- WHAT YOU HAVE TO DO -
In your copy, reproduce the entries exactly as they are, minus the images.

- EXTRACTED MATERIAL -
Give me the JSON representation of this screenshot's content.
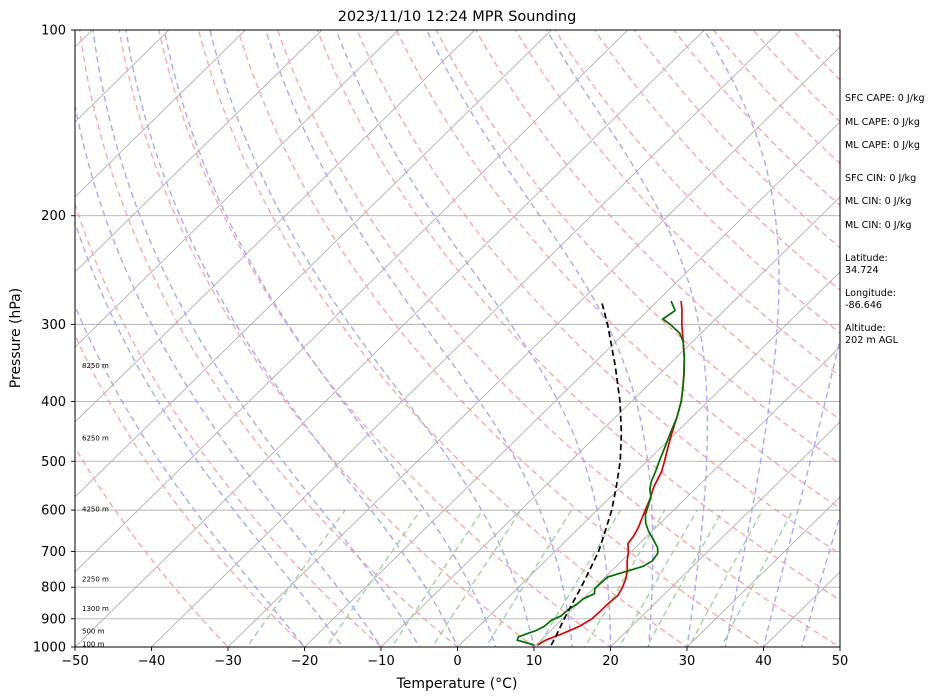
{
  "chart_data": {
    "type": "line",
    "title": "2023/11/10 12:24 MPR Sounding",
    "xlabel": "Temperature (°C)",
    "ylabel": "Pressure (hPa)",
    "xlim": [
      -50,
      50
    ],
    "ylim": [
      1000,
      100
    ],
    "y_scale": "log",
    "x_ticks": [
      -50,
      -40,
      -30,
      -20,
      -10,
      0,
      10,
      20,
      30,
      40,
      50
    ],
    "x_tick_labels": [
      "−50",
      "−40",
      "−30",
      "−20",
      "−10",
      "0",
      "10",
      "20",
      "30",
      "40",
      "50"
    ],
    "y_ticks": [
      100,
      200,
      300,
      400,
      500,
      600,
      700,
      800,
      900,
      1000
    ],
    "y_tick_labels": [
      "100",
      "200",
      "300",
      "400",
      "500",
      "600",
      "700",
      "800",
      "900",
      "1000"
    ],
    "grid": true,
    "skew": true,
    "series": [
      {
        "color": "#e00000",
        "points": [
          {
            "p": 993,
            "t": 10.2
          },
          {
            "p": 975,
            "t": 10.6
          },
          {
            "p": 950,
            "t": 12.0
          },
          {
            "p": 925,
            "t": 13.2
          },
          {
            "p": 900,
            "t": 13.8
          },
          {
            "p": 875,
            "t": 13.9
          },
          {
            "p": 850,
            "t": 13.9
          },
          {
            "p": 825,
            "t": 14.1
          },
          {
            "p": 800,
            "t": 13.6
          },
          {
            "p": 775,
            "t": 12.9
          },
          {
            "p": 750,
            "t": 11.9
          },
          {
            "p": 725,
            "t": 10.7
          },
          {
            "p": 700,
            "t": 9.6
          },
          {
            "p": 680,
            "t": 8.5
          },
          {
            "p": 660,
            "t": 8.2
          },
          {
            "p": 640,
            "t": 7.7
          },
          {
            "p": 620,
            "t": 7.0
          },
          {
            "p": 600,
            "t": 6.3
          },
          {
            "p": 575,
            "t": 5.4
          },
          {
            "p": 550,
            "t": 4.3
          },
          {
            "p": 520,
            "t": 3.3
          },
          {
            "p": 500,
            "t": 2.3
          },
          {
            "p": 475,
            "t": 0.9
          },
          {
            "p": 450,
            "t": -0.5
          },
          {
            "p": 425,
            "t": -1.9
          },
          {
            "p": 400,
            "t": -3.5
          },
          {
            "p": 380,
            "t": -5.1
          },
          {
            "p": 360,
            "t": -6.9
          },
          {
            "p": 340,
            "t": -8.9
          },
          {
            "p": 320,
            "t": -11.2
          },
          {
            "p": 300,
            "t": -13.7
          },
          {
            "p": 285,
            "t": -15.5
          },
          {
            "p": 275,
            "t": -16.9
          }
        ]
      },
      {
        "color": "#007000",
        "points": [
          {
            "p": 993,
            "t": 9.8
          },
          {
            "p": 985,
            "t": 8.6
          },
          {
            "p": 975,
            "t": 6.9
          },
          {
            "p": 963,
            "t": 6.6
          },
          {
            "p": 950,
            "t": 7.4
          },
          {
            "p": 940,
            "t": 8.1
          },
          {
            "p": 925,
            "t": 8.6
          },
          {
            "p": 905,
            "t": 8.7
          },
          {
            "p": 890,
            "t": 9.4
          },
          {
            "p": 870,
            "t": 9.5
          },
          {
            "p": 850,
            "t": 9.9
          },
          {
            "p": 835,
            "t": 10.0
          },
          {
            "p": 820,
            "t": 10.8
          },
          {
            "p": 805,
            "t": 10.2
          },
          {
            "p": 790,
            "t": 10.2
          },
          {
            "p": 770,
            "t": 10.3
          },
          {
            "p": 755,
            "t": 11.9
          },
          {
            "p": 740,
            "t": 13.5
          },
          {
            "p": 725,
            "t": 14.0
          },
          {
            "p": 705,
            "t": 13.7
          },
          {
            "p": 690,
            "t": 12.9
          },
          {
            "p": 670,
            "t": 11.3
          },
          {
            "p": 650,
            "t": 9.6
          },
          {
            "p": 630,
            "t": 8.1
          },
          {
            "p": 610,
            "t": 6.9
          },
          {
            "p": 590,
            "t": 6.1
          },
          {
            "p": 570,
            "t": 5.2
          },
          {
            "p": 555,
            "t": 4.1
          },
          {
            "p": 540,
            "t": 3.3
          },
          {
            "p": 520,
            "t": 2.5
          },
          {
            "p": 500,
            "t": 1.6
          },
          {
            "p": 475,
            "t": 0.5
          },
          {
            "p": 450,
            "t": -0.7
          },
          {
            "p": 425,
            "t": -1.9
          },
          {
            "p": 400,
            "t": -3.5
          },
          {
            "p": 380,
            "t": -5.1
          },
          {
            "p": 360,
            "t": -6.9
          },
          {
            "p": 340,
            "t": -8.9
          },
          {
            "p": 320,
            "t": -11.2
          },
          {
            "p": 310,
            "t": -12.8
          },
          {
            "p": 300,
            "t": -15.2
          },
          {
            "p": 294,
            "t": -16.9
          },
          {
            "p": 285,
            "t": -16.4
          },
          {
            "p": 275,
            "t": -18.2
          }
        ]
      },
      {
        "color": "#000000",
        "style": "dashed",
        "points": [
          {
            "p": 993,
            "t": 12.0
          },
          {
            "p": 960,
            "t": 11.4
          },
          {
            "p": 925,
            "t": 10.7
          },
          {
            "p": 900,
            "t": 10.2
          },
          {
            "p": 850,
            "t": 9.2
          },
          {
            "p": 800,
            "t": 8.2
          },
          {
            "p": 750,
            "t": 7.0
          },
          {
            "p": 700,
            "t": 5.7
          },
          {
            "p": 650,
            "t": 3.9
          },
          {
            "p": 600,
            "t": 1.9
          },
          {
            "p": 550,
            "t": -0.6
          },
          {
            "p": 500,
            "t": -3.5
          },
          {
            "p": 450,
            "t": -7.1
          },
          {
            "p": 400,
            "t": -11.5
          },
          {
            "p": 350,
            "t": -16.9
          },
          {
            "p": 300,
            "t": -23.4
          },
          {
            "p": 275,
            "t": -27.3
          }
        ]
      }
    ],
    "height_labels": [
      {
        "p": 988,
        "label": "100 m"
      },
      {
        "p": 942,
        "label": "500 m"
      },
      {
        "p": 866,
        "label": "1300 m"
      },
      {
        "p": 776,
        "label": "2250 m"
      },
      {
        "p": 597,
        "label": "4250 m"
      },
      {
        "p": 458,
        "label": "6250 m"
      },
      {
        "p": 350,
        "label": "8250 m"
      }
    ],
    "stats": [
      "SFC CAPE: 0 J/kg",
      "ML CAPE: 0 J/kg",
      "ML CAPE: 0 J/kg",
      "SFC CIN: 0 J/kg",
      "ML CIN: 0 J/kg",
      "ML CIN: 0 J/kg",
      "Latitude:",
      "34.724",
      "Longitude:",
      "-86.646",
      "Altitude:",
      "202 m AGL"
    ],
    "colors": {
      "isotherm": "#b0b0b0",
      "dry_adiabat": "#ffa8a8",
      "moist_adiabat": "#a8a8ff",
      "mixing_ratio": "#9fd49f"
    }
  }
}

- COMPLETED TASK -
Give me the JSON representation of this screenshot's content.
{
  "chart_data": {
    "type": "line",
    "title": "2023/11/10 12:24 MPR Sounding",
    "xlabel": "Temperature (°C)",
    "ylabel": "Pressure (hPa)",
    "xlim": [
      -50,
      50
    ],
    "ylim": [
      1000,
      100
    ],
    "y_scale": "log",
    "x_ticks": [
      -50,
      -40,
      -30,
      -20,
      -10,
      0,
      10,
      20,
      30,
      40,
      50
    ],
    "x_tick_labels": [
      "−50",
      "−40",
      "−30",
      "−20",
      "−10",
      "0",
      "10",
      "20",
      "30",
      "40",
      "50"
    ],
    "y_ticks": [
      100,
      200,
      300,
      400,
      500,
      600,
      700,
      800,
      900,
      1000
    ],
    "y_tick_labels": [
      "100",
      "200",
      "300",
      "400",
      "500",
      "600",
      "700",
      "800",
      "900",
      "1000"
    ],
    "grid": true,
    "skew": true,
    "series": [
      {
        "color": "#e00000",
        "points": [
          {
            "p": 993,
            "t": 10.2
          },
          {
            "p": 975,
            "t": 10.6
          },
          {
            "p": 950,
            "t": 12.0
          },
          {
            "p": 925,
            "t": 13.2
          },
          {
            "p": 900,
            "t": 13.8
          },
          {
            "p": 875,
            "t": 13.9
          },
          {
            "p": 850,
            "t": 13.9
          },
          {
            "p": 825,
            "t": 14.1
          },
          {
            "p": 800,
            "t": 13.6
          },
          {
            "p": 775,
            "t": 12.9
          },
          {
            "p": 750,
            "t": 11.9
          },
          {
            "p": 725,
            "t": 10.7
          },
          {
            "p": 700,
            "t": 9.6
          },
          {
            "p": 680,
            "t": 8.5
          },
          {
            "p": 660,
            "t": 8.2
          },
          {
            "p": 640,
            "t": 7.7
          },
          {
            "p": 620,
            "t": 7.0
          },
          {
            "p": 600,
            "t": 6.3
          },
          {
            "p": 575,
            "t": 5.4
          },
          {
            "p": 550,
            "t": 4.3
          },
          {
            "p": 520,
            "t": 3.3
          },
          {
            "p": 500,
            "t": 2.3
          },
          {
            "p": 475,
            "t": 0.9
          },
          {
            "p": 450,
            "t": -0.5
          },
          {
            "p": 425,
            "t": -1.9
          },
          {
            "p": 400,
            "t": -3.5
          },
          {
            "p": 380,
            "t": -5.1
          },
          {
            "p": 360,
            "t": -6.9
          },
          {
            "p": 340,
            "t": -8.9
          },
          {
            "p": 320,
            "t": -11.2
          },
          {
            "p": 300,
            "t": -13.7
          },
          {
            "p": 285,
            "t": -15.5
          },
          {
            "p": 275,
            "t": -16.9
          }
        ]
      },
      {
        "color": "#007000",
        "points": [
          {
            "p": 993,
            "t": 9.8
          },
          {
            "p": 985,
            "t": 8.6
          },
          {
            "p": 975,
            "t": 6.9
          },
          {
            "p": 963,
            "t": 6.6
          },
          {
            "p": 950,
            "t": 7.4
          },
          {
            "p": 940,
            "t": 8.1
          },
          {
            "p": 925,
            "t": 8.6
          },
          {
            "p": 905,
            "t": 8.7
          },
          {
            "p": 890,
            "t": 9.4
          },
          {
            "p": 870,
            "t": 9.5
          },
          {
            "p": 850,
            "t": 9.9
          },
          {
            "p": 835,
            "t": 10.0
          },
          {
            "p": 820,
            "t": 10.8
          },
          {
            "p": 805,
            "t": 10.2
          },
          {
            "p": 790,
            "t": 10.2
          },
          {
            "p": 770,
            "t": 10.3
          },
          {
            "p": 755,
            "t": 11.9
          },
          {
            "p": 740,
            "t": 13.5
          },
          {
            "p": 725,
            "t": 14.0
          },
          {
            "p": 705,
            "t": 13.7
          },
          {
            "p": 690,
            "t": 12.9
          },
          {
            "p": 670,
            "t": 11.3
          },
          {
            "p": 650,
            "t": 9.6
          },
          {
            "p": 630,
            "t": 8.1
          },
          {
            "p": 610,
            "t": 6.9
          },
          {
            "p": 590,
            "t": 6.1
          },
          {
            "p": 570,
            "t": 5.2
          },
          {
            "p": 555,
            "t": 4.1
          },
          {
            "p": 540,
            "t": 3.3
          },
          {
            "p": 520,
            "t": 2.5
          },
          {
            "p": 500,
            "t": 1.6
          },
          {
            "p": 475,
            "t": 0.5
          },
          {
            "p": 450,
            "t": -0.7
          },
          {
            "p": 425,
            "t": -1.9
          },
          {
            "p": 400,
            "t": -3.5
          },
          {
            "p": 380,
            "t": -5.1
          },
          {
            "p": 360,
            "t": -6.9
          },
          {
            "p": 340,
            "t": -8.9
          },
          {
            "p": 320,
            "t": -11.2
          },
          {
            "p": 310,
            "t": -12.8
          },
          {
            "p": 300,
            "t": -15.2
          },
          {
            "p": 294,
            "t": -16.9
          },
          {
            "p": 285,
            "t": -16.4
          },
          {
            "p": 275,
            "t": -18.2
          }
        ]
      },
      {
        "color": "#000000",
        "style": "dashed",
        "points": [
          {
            "p": 993,
            "t": 12.0
          },
          {
            "p": 960,
            "t": 11.4
          },
          {
            "p": 925,
            "t": 10.7
          },
          {
            "p": 900,
            "t": 10.2
          },
          {
            "p": 850,
            "t": 9.2
          },
          {
            "p": 800,
            "t": 8.2
          },
          {
            "p": 750,
            "t": 7.0
          },
          {
            "p": 700,
            "t": 5.7
          },
          {
            "p": 650,
            "t": 3.9
          },
          {
            "p": 600,
            "t": 1.9
          },
          {
            "p": 550,
            "t": -0.6
          },
          {
            "p": 500,
            "t": -3.5
          },
          {
            "p": 450,
            "t": -7.1
          },
          {
            "p": 400,
            "t": -11.5
          },
          {
            "p": 350,
            "t": -16.9
          },
          {
            "p": 300,
            "t": -23.4
          },
          {
            "p": 275,
            "t": -27.3
          }
        ]
      }
    ],
    "height_labels": [
      {
        "p": 988,
        "label": "100 m"
      },
      {
        "p": 942,
        "label": "500 m"
      },
      {
        "p": 866,
        "label": "1300 m"
      },
      {
        "p": 776,
        "label": "2250 m"
      },
      {
        "p": 597,
        "label": "4250 m"
      },
      {
        "p": 458,
        "label": "6250 m"
      },
      {
        "p": 350,
        "label": "8250 m"
      }
    ],
    "stats": [
      "SFC CAPE: 0 J/kg",
      "ML CAPE: 0 J/kg",
      "ML CAPE: 0 J/kg",
      "SFC CIN: 0 J/kg",
      "ML CIN: 0 J/kg",
      "ML CIN: 0 J/kg",
      "Latitude:",
      "34.724",
      "Longitude:",
      "-86.646",
      "Altitude:",
      "202 m AGL"
    ],
    "colors": {
      "isotherm": "#b0b0b0",
      "dry_adiabat": "#ffa8a8",
      "moist_adiabat": "#a8a8ff",
      "mixing_ratio": "#9fd49f"
    }
  }
}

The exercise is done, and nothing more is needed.